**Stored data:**
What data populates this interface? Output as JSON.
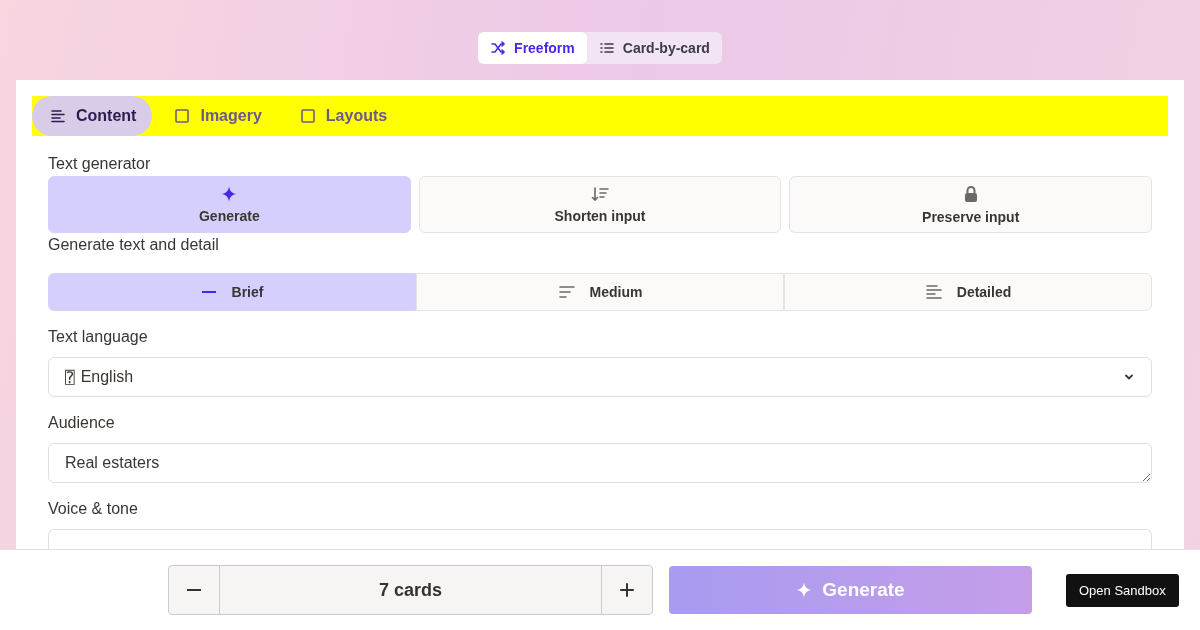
{
  "mode_toggle": [
    {
      "label": "Freeform",
      "selected": true
    },
    {
      "label": "Card-by-card",
      "selected": false
    }
  ],
  "tabs": [
    {
      "label": "Content",
      "selected": true
    },
    {
      "label": "Imagery",
      "selected": false
    },
    {
      "label": "Layouts",
      "selected": false
    }
  ],
  "text_generator": {
    "label": "Text generator",
    "options": [
      {
        "label": "Generate",
        "selected": true
      },
      {
        "label": "Shorten input",
        "selected": false
      },
      {
        "label": "Preserve input",
        "selected": false
      }
    ]
  },
  "detail": {
    "label": "Generate text and detail",
    "options": [
      {
        "label": "Brief",
        "selected": true
      },
      {
        "label": "Medium",
        "selected": false
      },
      {
        "label": "Detailed",
        "selected": false
      }
    ]
  },
  "fields": [
    {
      "kind": "select",
      "label": "Text language",
      "flag": "⍰",
      "value": "English"
    },
    {
      "kind": "textarea",
      "label": "Audience",
      "value": "Real estaters"
    },
    {
      "kind": "textarea",
      "label": "Voice & tone"
    }
  ],
  "footer": {
    "count": "7 cards",
    "generate": "Generate",
    "sandbox": "Open Sandbox"
  }
}
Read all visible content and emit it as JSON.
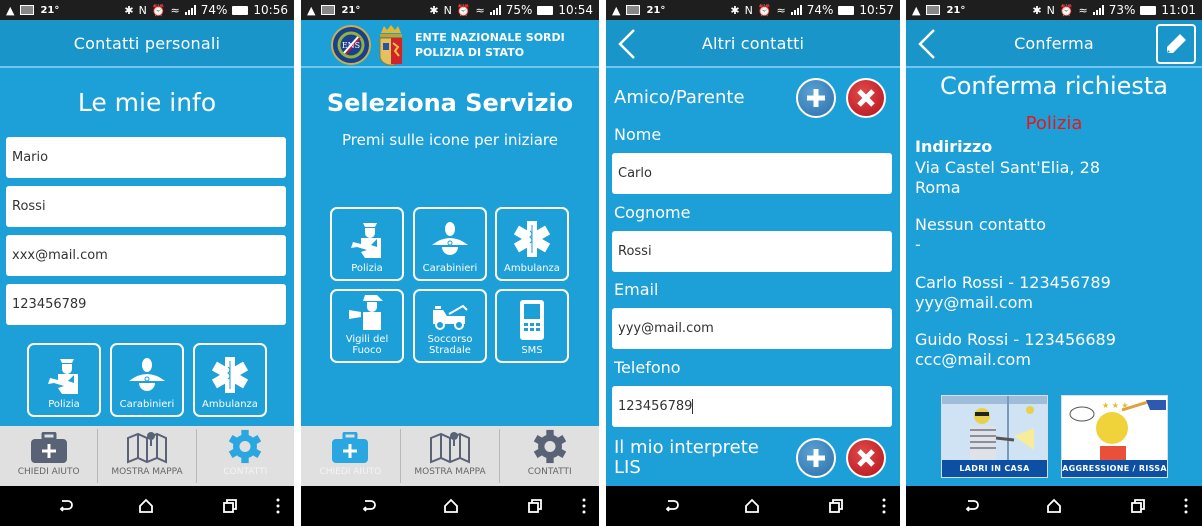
{
  "screens": [
    {
      "status": {
        "temp": "21°",
        "battery": "74%",
        "time": "10:56"
      },
      "header_title": "Contatti personali",
      "page_title": "Le mie info",
      "fields": [
        {
          "value": "Mario"
        },
        {
          "value": "Rossi"
        },
        {
          "value": "xxx@mail.com"
        },
        {
          "value": "123456789"
        }
      ],
      "services": [
        {
          "label": "Polizia",
          "icon": "police-officer-icon"
        },
        {
          "label": "Carabinieri",
          "icon": "carabiniere-icon"
        },
        {
          "label": "Ambulanza",
          "icon": "star-of-life-icon"
        }
      ],
      "bottom_nav": [
        {
          "label": "CHIEDI AIUTO",
          "icon": "first-aid-kit-icon",
          "active": false
        },
        {
          "label": "MOSTRA MAPPA",
          "icon": "map-pin-icon",
          "active": false
        },
        {
          "label": "CONTATTI",
          "icon": "gear-icon",
          "active": true
        }
      ]
    },
    {
      "status": {
        "temp": "21°",
        "battery": "75%",
        "time": "10:54"
      },
      "header_line1": "ENTE NAZIONALE SORDI",
      "header_line2": "POLIZIA DI STATO",
      "page_title": "Seleziona Servizio",
      "subtitle": "Premi sulle icone per iniziare",
      "services": [
        {
          "label": "Polizia",
          "icon": "police-officer-icon"
        },
        {
          "label": "Carabinieri",
          "icon": "carabiniere-icon"
        },
        {
          "label": "Ambulanza",
          "icon": "star-of-life-icon"
        },
        {
          "label": "Vigili del Fuoco",
          "icon": "firefighter-icon"
        },
        {
          "label": "Soccorso Stradale",
          "icon": "tow-truck-icon"
        },
        {
          "label": "SMS",
          "icon": "mobile-phone-icon"
        }
      ],
      "bottom_nav": [
        {
          "label": "CHIEDI AIUTO",
          "icon": "first-aid-kit-icon",
          "active": true
        },
        {
          "label": "MOSTRA MAPPA",
          "icon": "map-pin-icon",
          "active": false
        },
        {
          "label": "CONTATTI",
          "icon": "gear-icon",
          "active": false
        }
      ]
    },
    {
      "status": {
        "temp": "21°",
        "battery": "74%",
        "time": "10:57"
      },
      "header_title": "Altri contatti",
      "section1_title": "Amico/Parente",
      "labels": {
        "nome": "Nome",
        "cognome": "Cognome",
        "email": "Email",
        "telefono": "Telefono"
      },
      "fields": {
        "nome": "Carlo",
        "cognome": "Rossi",
        "email": "yyy@mail.com",
        "telefono": "123456789"
      },
      "section2_line1": "Il mio interprete",
      "section2_line2": "LIS"
    },
    {
      "status": {
        "temp": "21°",
        "battery": "73%",
        "time": "11:01"
      },
      "header_title": "Conferma",
      "page_title": "Conferma richiesta",
      "service": "Polizia",
      "service_color": "#e8161d",
      "address_label": "Indirizzo",
      "address_line1": "Via Castel Sant'Elia, 28",
      "address_line2": "Roma",
      "interpreter_line1": "Nessun contatto",
      "interpreter_line2": "-",
      "contact1_line1": "Carlo Rossi - 123456789",
      "contact1_line2": "yyy@mail.com",
      "contact2_line1": "Guido Rossi - 123456689",
      "contact2_line2": "ccc@mail.com",
      "situations": [
        {
          "caption": "LADRI IN CASA"
        },
        {
          "caption": "AGGRESSIONE / RISSA"
        }
      ]
    }
  ],
  "colors": {
    "primary": "#1d9fd8",
    "header": "#1a95c9",
    "nav_bg": "#e0e0e0",
    "nav_icon": "#5a6275",
    "nav_active": "#2aa6e0"
  }
}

**What this task involves:**
Output the records above exactly as they are, leaving out the pictures.

**Response below:**
What data populates this interface? Output as JSON.
{
  "mode_toggle": [
    {
      "label": "Freeform",
      "selected": true
    },
    {
      "label": "Card-by-card",
      "selected": false
    }
  ],
  "tabs": [
    {
      "label": "Content",
      "selected": true
    },
    {
      "label": "Imagery",
      "selected": false
    },
    {
      "label": "Layouts",
      "selected": false
    }
  ],
  "text_generator": {
    "label": "Text generator",
    "options": [
      {
        "label": "Generate",
        "selected": true
      },
      {
        "label": "Shorten input",
        "selected": false
      },
      {
        "label": "Preserve input",
        "selected": false
      }
    ]
  },
  "detail": {
    "label": "Generate text and detail",
    "options": [
      {
        "label": "Brief",
        "selected": true
      },
      {
        "label": "Medium",
        "selected": false
      },
      {
        "label": "Detailed",
        "selected": false
      }
    ]
  },
  "fields": [
    {
      "kind": "select",
      "label": "Text language",
      "flag": "⍰",
      "value": "English"
    },
    {
      "kind": "textarea",
      "label": "Audience",
      "value": "Real estaters"
    },
    {
      "kind": "textarea",
      "label": "Voice & tone"
    }
  ],
  "footer": {
    "count": "7 cards",
    "generate": "Generate",
    "sandbox": "Open Sandbox"
  }
}
Read all visible content and emit it as JSON.
{
  "screens": [
    {
      "status": {
        "temp": "21°",
        "battery": "74%",
        "time": "10:56"
      },
      "header_title": "Contatti personali",
      "page_title": "Le mie info",
      "fields": [
        {
          "value": "Mario"
        },
        {
          "value": "Rossi"
        },
        {
          "value": "xxx@mail.com"
        },
        {
          "value": "123456789"
        }
      ],
      "services": [
        {
          "label": "Polizia",
          "icon": "police-officer-icon"
        },
        {
          "label": "Carabinieri",
          "icon": "carabiniere-icon"
        },
        {
          "label": "Ambulanza",
          "icon": "star-of-life-icon"
        }
      ],
      "bottom_nav": [
        {
          "label": "CHIEDI AIUTO",
          "icon": "first-aid-kit-icon",
          "active": false
        },
        {
          "label": "MOSTRA MAPPA",
          "icon": "map-pin-icon",
          "active": false
        },
        {
          "label": "CONTATTI",
          "icon": "gear-icon",
          "active": true
        }
      ]
    },
    {
      "status": {
        "temp": "21°",
        "battery": "75%",
        "time": "10:54"
      },
      "header_line1": "ENTE NAZIONALE SORDI",
      "header_line2": "POLIZIA DI STATO",
      "page_title": "Seleziona Servizio",
      "subtitle": "Premi sulle icone per iniziare",
      "services": [
        {
          "label": "Polizia",
          "icon": "police-officer-icon"
        },
        {
          "label": "Carabinieri",
          "icon": "carabiniere-icon"
        },
        {
          "label": "Ambulanza",
          "icon": "star-of-life-icon"
        },
        {
          "label": "Vigili del Fuoco",
          "icon": "firefighter-icon"
        },
        {
          "label": "Soccorso Stradale",
          "icon": "tow-truck-icon"
        },
        {
          "label": "SMS",
          "icon": "mobile-phone-icon"
        }
      ],
      "bottom_nav": [
        {
          "label": "CHIEDI AIUTO",
          "icon": "first-aid-kit-icon",
          "active": true
        },
        {
          "label": "MOSTRA MAPPA",
          "icon": "map-pin-icon",
          "active": false
        },
        {
          "label": "CONTATTI",
          "icon": "gear-icon",
          "active": false
        }
      ]
    },
    {
      "status": {
        "temp": "21°",
        "battery": "74%",
        "time": "10:57"
      },
      "header_title": "Altri contatti",
      "section1_title": "Amico/Parente",
      "labels": {
        "nome": "Nome",
        "cognome": "Cognome",
        "email": "Email",
        "telefono": "Telefono"
      },
      "fields": {
        "nome": "Carlo",
        "cognome": "Rossi",
        "email": "yyy@mail.com",
        "telefono": "123456789"
      },
      "section2_line1": "Il mio interprete",
      "section2_line2": "LIS"
    },
    {
      "status": {
        "temp": "21°",
        "battery": "73%",
        "time": "11:01"
      },
      "header_title": "Conferma",
      "page_title": "Conferma richiesta",
      "service": "Polizia",
      "service_color": "#e8161d",
      "address_label": "Indirizzo",
      "address_line1": "Via Castel Sant'Elia, 28",
      "address_line2": "Roma",
      "interpreter_line1": "Nessun contatto",
      "interpreter_line2": "-",
      "contact1_line1": "Carlo Rossi - 123456789",
      "contact1_line2": "yyy@mail.com",
      "contact2_line1": "Guido Rossi - 123456689",
      "contact2_line2": "ccc@mail.com",
      "situations": [
        {
          "caption": "LADRI IN CASA"
        },
        {
          "caption": "AGGRESSIONE / RISSA"
        }
      ]
    }
  ],
  "colors": {
    "primary": "#1d9fd8",
    "header": "#1a95c9",
    "nav_bg": "#e0e0e0",
    "nav_icon": "#5a6275",
    "nav_active": "#2aa6e0"
  }
}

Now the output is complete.